Exercise input:
=======

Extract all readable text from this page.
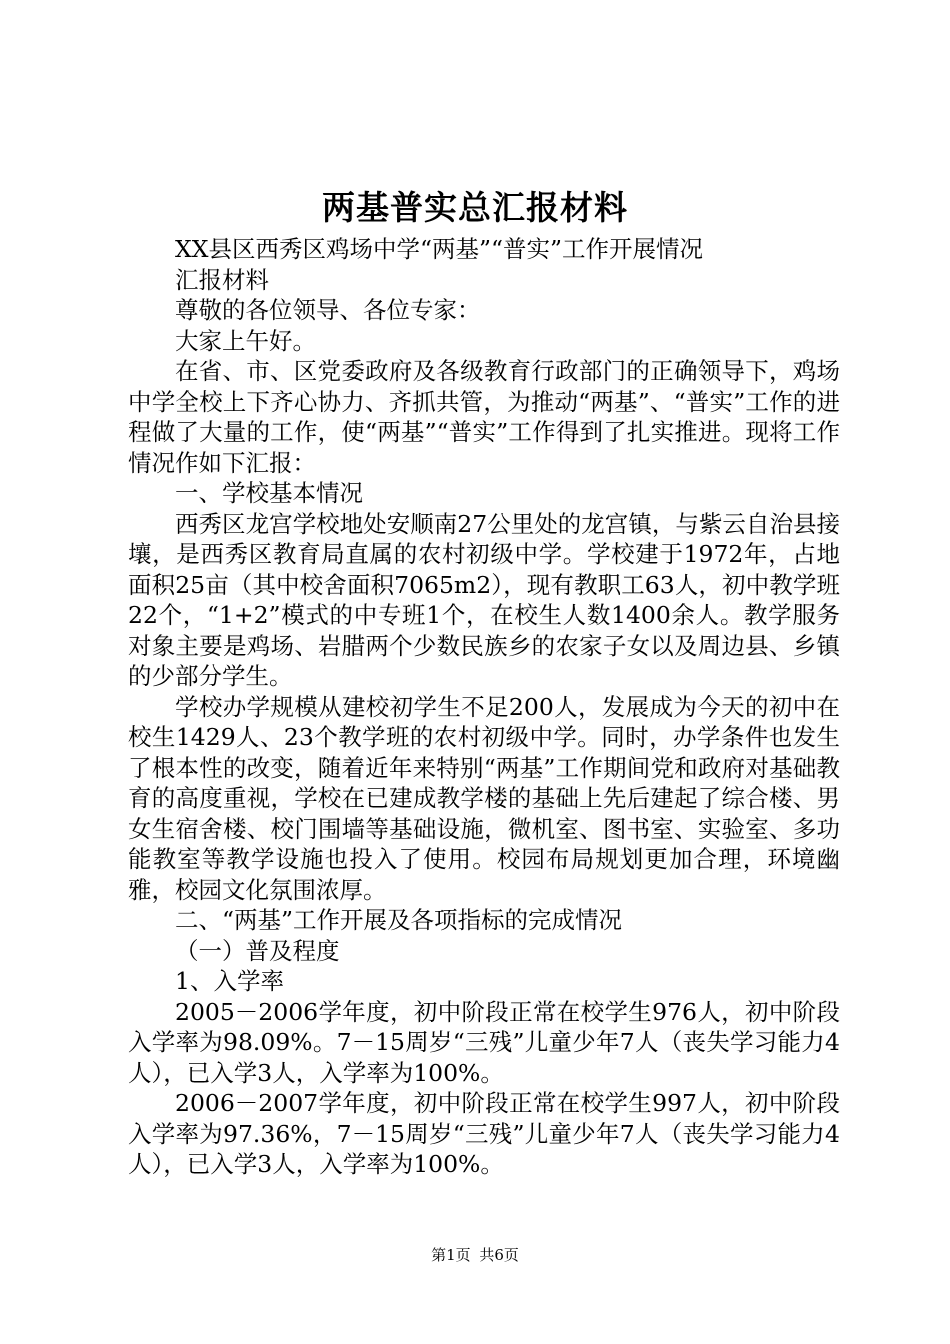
两基普实总汇报材料

XX县区西秀区鸡场中学“两基”“普实”工作开展情况

汇报材料

尊敬的各位领导、各位专家：

大家上午好。

在省、市、区党委政府及各级教育行政部门的正确领导下，鸡场中学全校上下齐心协力、齐抓共管，为推动“两基”、“普实”工作的进程做了大量的工作，使“两基”“普实”工作得到了扎实推进。现将工作情况作如下汇报：

一、学校基本情况

西秀区龙宫学校地处安顺南27公里处的龙宫镇，与紫云自治县接壤，是西秀区教育局直属的农村初级中学。学校建于1972年，占地面积25亩（其中校舍面积7065m2），现有教职工63人，初中教学班22个，“1+2”模式的中专班1个，在校生人数1400余人。教学服务对象主要是鸡场、岩腊两个少数民族乡的农家子女以及周边县、乡镇的少部分学生。

学校办学规模从建校初学生不足200人，发展成为今天的初中在校生1429人、23个教学班的农村初级中学。同时，办学条件也发生了根本性的改变，随着近年来特别“两基”工作期间党和政府对基础教育的高度重视，学校在已建成教学楼的基础上先后建起了综合楼、男女生宿舍楼、校门围墙等基础设施，微机室、图书室、实验室、多功能教室等教学设施也投入了使用。校园布局规划更加合理，环境幽雅，校园文化氛围浓厚。

二、“两基”工作开展及各项指标的完成情况

（一）普及程度

1、入学率

2005－2006学年度，初中阶段正常在校学生976人，初中阶段入学率为98.09%。7－15周岁“三残”儿童少年7人（丧失学习能力4人），已入学3人，入学率为100%。

2006－2007学年度，初中阶段正常在校学生997人，初中阶段入学率为97.36%，7－15周岁“三残”儿童少年7人（丧失学习能力4人），已入学3人，入学率为100%。

第1页 共6页
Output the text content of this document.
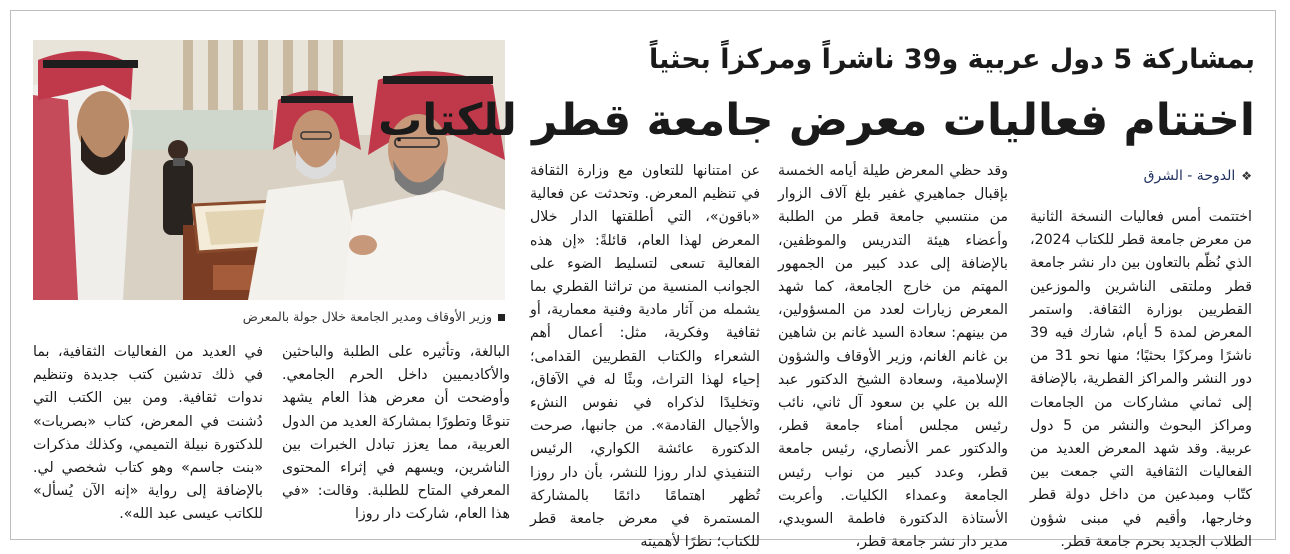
وزير الأوقاف ومدير الجامعة خلال جولة بالمعرض
بمشاركة 5 دول عربية و39 ناشراً ومركزاً بحثياً
اختتام فعاليات معرض جامعة قطر للكتاب
❖الدوحة - الشرق
اختتمت أمس فعاليات النسخة الثانية من معرض جامعة قطر للكتاب 2024، الذي نُظّم بالتعاون بين دار نشر جامعة قطر وملتقى الناشرين والموزعين القطريين بوزارة الثقافة. واستمر المعرض لمدة 5 أيام، شارك فيه 39 ناشرًا ومركزًا بحثيًا؛ منها نحو 31 من دور النشر والمراكز القطرية، بالإضافة إلى ثماني مشاركات من الجامعات ومراكز البحوث والنشر من 5 دول عربية. وقد شهد المعرض العديد من الفعاليات الثقافية التي جمعت بين كتّاب ومبدعين من داخل دولة قطر وخارجها، وأقيم في مبنى شؤون الطلاب الجديد بحرم جامعة قطر.
وقد حظي المعرض طيلة أيامه الخمسة بإقبال جماهيري غفير بلغ آلاف الزوار من منتسبي جامعة قطر من الطلبة وأعضاء هيئة التدريس والموظفين، بالإضافة إلى عدد كبير من الجمهور المهتم من خارج الجامعة، كما شهد المعرض زيارات لعدد من المسؤولين، من بينهم: سعادة السيد غانم بن شاهين بن غانم الغانم، وزير الأوقاف والشؤون الإسلامية، وسعادة الشيخ الدكتور عبد الله بن علي بن سعود آل ثاني، نائب رئيس مجلس أمناء جامعة قطر، والدكتور عمر الأنصاري، رئيس جامعة قطر، وعدد كبير من نواب رئيس الجامعة وعمداء الكليات. وأعربت الأستاذة الدكتورة فاطمة السويدي، مدير دار نشر جامعة قطر،
عن امتنانها للتعاون مع وزارة الثقافة في تنظيم المعرض. وتحدثت عن فعالية «باقون»، التي أطلقتها الدار خلال المعرض لهذا العام، قائلةً: «إن هذه الفعالية تسعى لتسليط الضوء على الجوانب المنسية من تراثنا القطري بما يشمله من آثار مادية وفنية معمارية، أو ثقافية وفكرية، مثل: أعمال أهم الشعراء والكتاب القطريين القدامى؛ إحياء لهذا التراث، وبثًا له في الآفاق، وتخليدًا لذكراه في نفوس النشء والأجيال القادمة». من جانبها، صرحت الدكتورة عائشة الكواري، الرئيس التنفيذي لدار روزا للنشر، بأن دار روزا تُظهر اهتمامًا دائمًا بالمشاركة المستمرة في معرض جامعة قطر للكتاب؛ نظرًا لأهميته
البالغة، وتأثيره على الطلبة والباحثين والأكاديميين داخل الحرم الجامعي. وأوضحت أن معرض هذا العام يشهد تنوعًا وتطورًا بمشاركة العديد من الدول العربية، مما يعزز تبادل الخبرات بين الناشرين، ويسهم في إثراء المحتوى المعرفي المتاح للطلبة. وقالت: «في هذا العام، شاركت دار روزا
في العديد من الفعاليات الثقافية، بما في ذلك تدشين كتب جديدة وتنظيم ندوات ثقافية. ومن بين الكتب التي دُشنت في المعرض، كتاب «بصريات» للدكتورة نبيلة التميمي، وكذلك مذكرات «بنت جاسم» وهو كتاب شخصي لي. بالإضافة إلى رواية «إنه الآن يُسأل» للكاتب عيسى عبد الله».
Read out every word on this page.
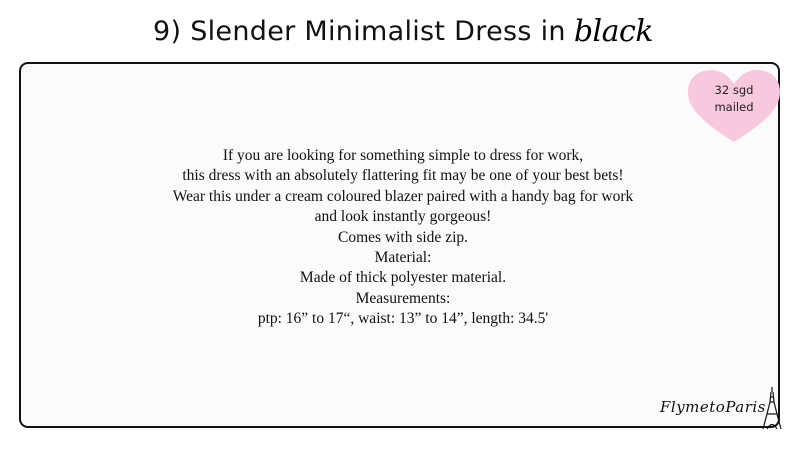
9) Slender Minimalist Dress in black
32 sgd
mailed
If you are looking for something simple to dress for work,
this dress with an absolutely flattering fit may be one of your best bets!
Wear this under a cream coloured blazer paired with a handy bag for work
and look instantly gorgeous!
Comes with side zip.
Material:
Made of thick polyester material.
Measurements:
ptp: 16” to 17“, waist: 13” to 14”, length: 34.5'
FlymetoParis
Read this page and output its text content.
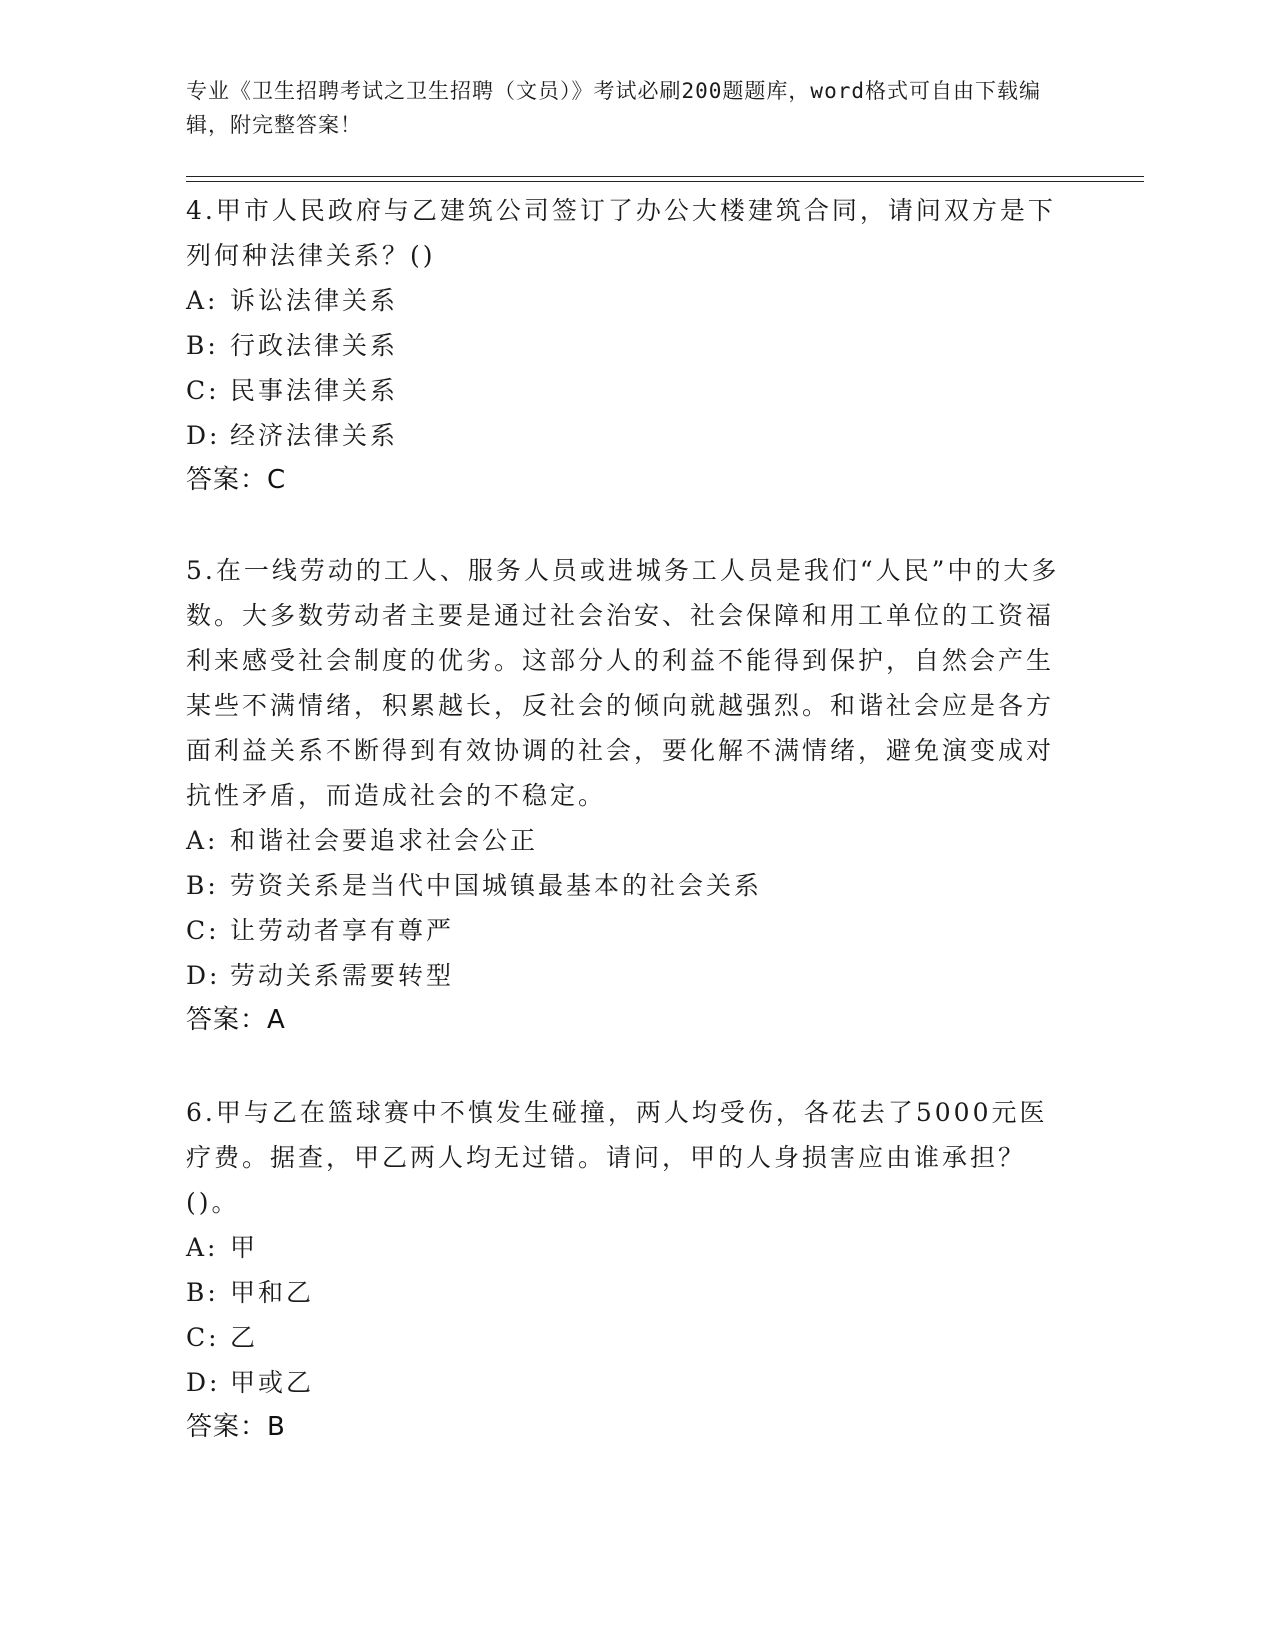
专业《卫生招聘考试之卫生招聘（文员）》考试必刷200题题库，word格式可自由下载编辑，附完整答案！

4.甲市人民政府与乙建筑公司签订了办公大楼建筑合同，请问双方是下列何种法律关系？()

A: 诉讼法律关系

B: 行政法律关系

C: 民事法律关系

D: 经济法律关系

答案：C

5.在一线劳动的工人、服务人员或进城务工人员是我们“人民”中的大多数。大多数劳动者主要是通过社会治安、社会保障和用工单位的工资福利来感受社会制度的优劣。这部分人的利益不能得到保护，自然会产生某些不满情绪，积累越长，反社会的倾向就越强烈。和谐社会应是各方面利益关系不断得到有效协调的社会，要化解不满情绪，避免演变成对抗性矛盾，而造成社会的不稳定。

A: 和谐社会要追求社会公正

B: 劳资关系是当代中国城镇最基本的社会关系

C: 让劳动者享有尊严

D: 劳动关系需要转型

答案：A

6.甲与乙在篮球赛中不慎发生碰撞，两人均受伤，各花去了5000元医疗费。据查，甲乙两人均无过错。请问，甲的人身损害应由谁承担？()。

A: 甲

B: 甲和乙

C: 乙

D: 甲或乙

答案：B
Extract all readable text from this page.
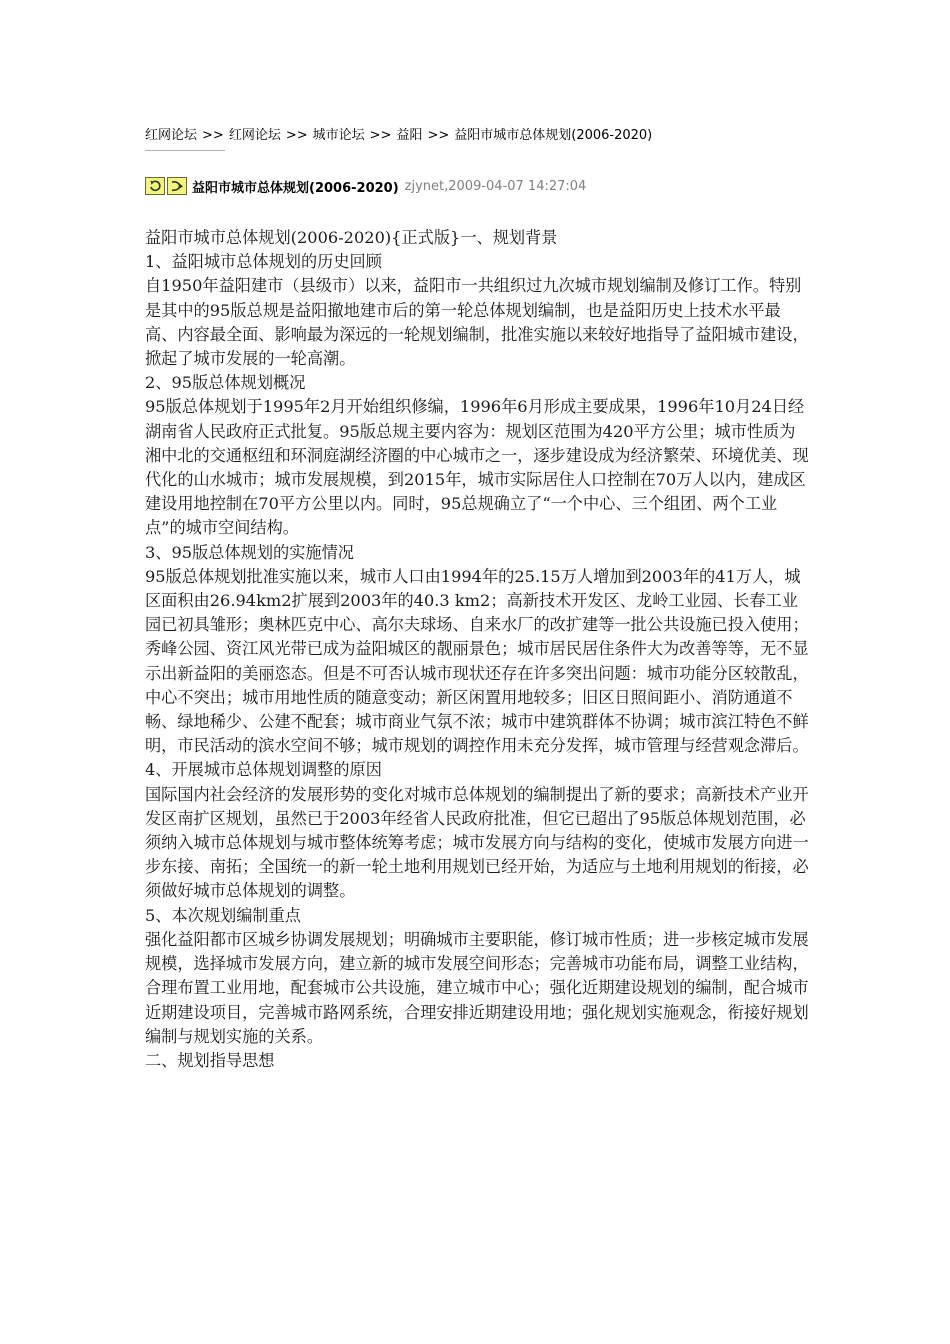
红网论坛 >> 红网论坛 >> 城市论坛 >> 益阳 >> 益阳市城市总体规划(2006-2020)
益阳市城市总体规划(2006-2020) zjynet,2009-04-07 14:27:04

益阳市城市总体规划(2006-2020){正式版}一、规划背景

1、益阳城市总体规划的历史回顾

自1950年益阳建市（县级市）以来，益阳市一共组织过九次城市规划编制及修订工作。特别是其中的95版总规是益阳撤地建市后的第一轮总体规划编制，也是益阳历史上技术水平最高、内容最全面、影响最为深远的一轮规划编制，批准实施以来较好地指导了益阳城市建设，掀起了城市发展的一轮高潮。

2、95版总体规划概况

95版总体规划于1995年2月开始组织修编，1996年6月形成主要成果，1996年10月24日经湖南省人民政府正式批复。95版总规主要内容为：规划区范围为420平方公里；城市性质为湘中北的交通枢纽和环洞庭湖经济圈的中心城市之一，逐步建设成为经济繁荣、环境优美、现代化的山水城市；城市发展规模，到2015年，城市实际居住人口控制在70万人以内，建成区建设用地控制在70平方公里以内。同时，95总规确立了“一个中心、三个组团、两个工业点”的城市空间结构。

3、95版总体规划的实施情况

95版总体规划批准实施以来，城市人口由1994年的25.15万人增加到2003年的41万人，城区面积由26.94km2扩展到2003年的40.3 km2；高新技术开发区、龙岭工业园、长春工业园已初具雏形；奥林匹克中心、高尔夫球场、自来水厂的改扩建等一批公共设施已投入使用；秀峰公园、资江风光带已成为益阳城区的靓丽景色；城市居民居住条件大为改善等等，无不显示出新益阳的美丽恣态。但是不可否认城市现状还存在许多突出问题：城市功能分区较散乱，中心不突出；城市用地性质的随意变动；新区闲置用地较多；旧区日照间距小、消防通道不畅、绿地稀少、公建不配套；城市商业气氛不浓；城市中建筑群体不协调；城市滨江特色不鲜明，市民活动的滨水空间不够；城市规划的调控作用未充分发挥，城市管理与经营观念滞后。

4、开展城市总体规划调整的原因

国际国内社会经济的发展形势的变化对城市总体规划的编制提出了新的要求；高新技术产业开发区南扩区规划，虽然已于2003年经省人民政府批准，但它已超出了95版总体规划范围，必须纳入城市总体规划与城市整体统筹考虑；城市发展方向与结构的变化，使城市发展方向进一步东接、南拓；全国统一的新一轮土地利用规划已经开始，为适应与土地利用规划的衔接，必须做好城市总体规划的调整。

5、本次规划编制重点

强化益阳都市区城乡协调发展规划；明确城市主要职能，修订城市性质；进一步核定城市发展规模，选择城市发展方向，建立新的城市发展空间形态；完善城市功能布局，调整工业结构，合理布置工业用地，配套城市公共设施，建立城市中心；强化近期建设规划的编制，配合城市近期建设项目，完善城市路网系统，合理安排近期建设用地；强化规划实施观念，衔接好规划编制与规划实施的关系。

二、规划指导思想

=======

Written exercise: Which lines hold the word "text"? Show each one.

Response to the task:
Extract all readable text from this page.
Output the text content of this document.
Read this page and output its text content.
Extract all readable text from this page.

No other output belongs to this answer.